--- Begin DATA EXTRACT ---
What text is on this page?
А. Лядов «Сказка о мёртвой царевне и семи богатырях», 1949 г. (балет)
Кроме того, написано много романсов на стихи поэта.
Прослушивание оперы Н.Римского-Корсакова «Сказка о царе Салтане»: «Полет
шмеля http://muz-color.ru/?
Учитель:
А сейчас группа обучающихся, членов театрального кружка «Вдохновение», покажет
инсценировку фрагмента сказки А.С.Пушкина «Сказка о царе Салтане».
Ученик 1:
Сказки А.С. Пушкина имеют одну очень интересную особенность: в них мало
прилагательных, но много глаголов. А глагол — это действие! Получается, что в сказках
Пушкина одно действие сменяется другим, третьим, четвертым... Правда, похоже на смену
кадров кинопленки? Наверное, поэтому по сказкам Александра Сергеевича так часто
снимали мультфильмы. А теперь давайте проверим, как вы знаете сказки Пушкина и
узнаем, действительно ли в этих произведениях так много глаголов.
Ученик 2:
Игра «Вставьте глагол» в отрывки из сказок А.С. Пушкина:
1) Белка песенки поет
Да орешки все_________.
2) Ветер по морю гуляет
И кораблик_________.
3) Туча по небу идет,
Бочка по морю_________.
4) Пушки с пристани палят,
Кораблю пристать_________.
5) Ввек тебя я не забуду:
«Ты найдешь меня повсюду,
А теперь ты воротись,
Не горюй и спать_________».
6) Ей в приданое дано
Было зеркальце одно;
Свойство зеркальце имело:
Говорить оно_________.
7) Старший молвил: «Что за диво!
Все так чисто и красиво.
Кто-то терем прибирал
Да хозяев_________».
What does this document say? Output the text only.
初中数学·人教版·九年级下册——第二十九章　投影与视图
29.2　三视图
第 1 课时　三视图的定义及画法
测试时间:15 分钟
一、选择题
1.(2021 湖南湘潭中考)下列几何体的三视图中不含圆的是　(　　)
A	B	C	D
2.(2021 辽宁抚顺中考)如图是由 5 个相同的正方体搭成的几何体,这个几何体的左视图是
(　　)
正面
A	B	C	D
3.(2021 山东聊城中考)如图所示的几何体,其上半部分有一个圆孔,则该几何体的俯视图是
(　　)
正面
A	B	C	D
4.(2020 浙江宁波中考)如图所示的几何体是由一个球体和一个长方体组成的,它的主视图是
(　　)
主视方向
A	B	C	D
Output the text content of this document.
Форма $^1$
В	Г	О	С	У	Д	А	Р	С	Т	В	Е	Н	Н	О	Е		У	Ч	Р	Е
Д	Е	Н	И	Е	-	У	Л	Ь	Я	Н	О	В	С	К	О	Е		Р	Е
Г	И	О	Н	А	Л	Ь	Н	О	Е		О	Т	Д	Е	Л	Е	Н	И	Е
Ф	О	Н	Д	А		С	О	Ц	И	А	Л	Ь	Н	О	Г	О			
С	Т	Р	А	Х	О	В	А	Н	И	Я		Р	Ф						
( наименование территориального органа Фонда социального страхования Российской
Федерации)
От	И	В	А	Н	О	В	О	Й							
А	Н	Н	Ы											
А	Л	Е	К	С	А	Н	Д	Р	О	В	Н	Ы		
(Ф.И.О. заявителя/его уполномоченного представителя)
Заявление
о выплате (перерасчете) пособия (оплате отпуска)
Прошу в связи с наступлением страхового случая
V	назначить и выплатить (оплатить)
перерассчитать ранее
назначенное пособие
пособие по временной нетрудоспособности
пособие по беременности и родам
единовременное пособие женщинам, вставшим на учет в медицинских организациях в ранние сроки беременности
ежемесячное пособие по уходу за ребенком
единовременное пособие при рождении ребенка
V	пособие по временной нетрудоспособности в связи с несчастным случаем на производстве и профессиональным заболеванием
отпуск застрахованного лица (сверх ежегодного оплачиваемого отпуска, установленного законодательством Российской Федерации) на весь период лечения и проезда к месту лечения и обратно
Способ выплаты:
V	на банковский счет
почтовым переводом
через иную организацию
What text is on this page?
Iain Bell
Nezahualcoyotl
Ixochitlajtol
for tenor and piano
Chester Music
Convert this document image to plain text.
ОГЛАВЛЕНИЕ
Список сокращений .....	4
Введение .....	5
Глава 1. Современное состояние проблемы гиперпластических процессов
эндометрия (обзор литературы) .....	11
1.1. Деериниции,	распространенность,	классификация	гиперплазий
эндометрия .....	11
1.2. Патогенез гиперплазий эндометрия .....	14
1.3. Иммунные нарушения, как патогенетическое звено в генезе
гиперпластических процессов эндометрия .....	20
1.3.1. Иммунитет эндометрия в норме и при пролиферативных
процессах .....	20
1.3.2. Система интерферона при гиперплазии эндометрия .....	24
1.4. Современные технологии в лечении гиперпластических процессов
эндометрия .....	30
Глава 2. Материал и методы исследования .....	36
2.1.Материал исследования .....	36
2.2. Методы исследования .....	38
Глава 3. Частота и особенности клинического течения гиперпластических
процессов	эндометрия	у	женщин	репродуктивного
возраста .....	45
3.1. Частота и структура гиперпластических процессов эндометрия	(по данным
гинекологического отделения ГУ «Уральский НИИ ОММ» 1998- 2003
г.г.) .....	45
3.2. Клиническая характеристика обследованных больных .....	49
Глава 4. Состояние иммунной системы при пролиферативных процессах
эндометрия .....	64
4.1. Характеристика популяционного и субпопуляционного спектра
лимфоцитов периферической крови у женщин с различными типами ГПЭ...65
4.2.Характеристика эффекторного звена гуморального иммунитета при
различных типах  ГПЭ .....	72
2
--- End DATA EXTRACT ---
WHAT IS NEEDED
Copy every line in the entries above that has the string "зеркальце" in it.

FULL ANSWER
Было зеркальце одно;
Свойство зеркальце имело:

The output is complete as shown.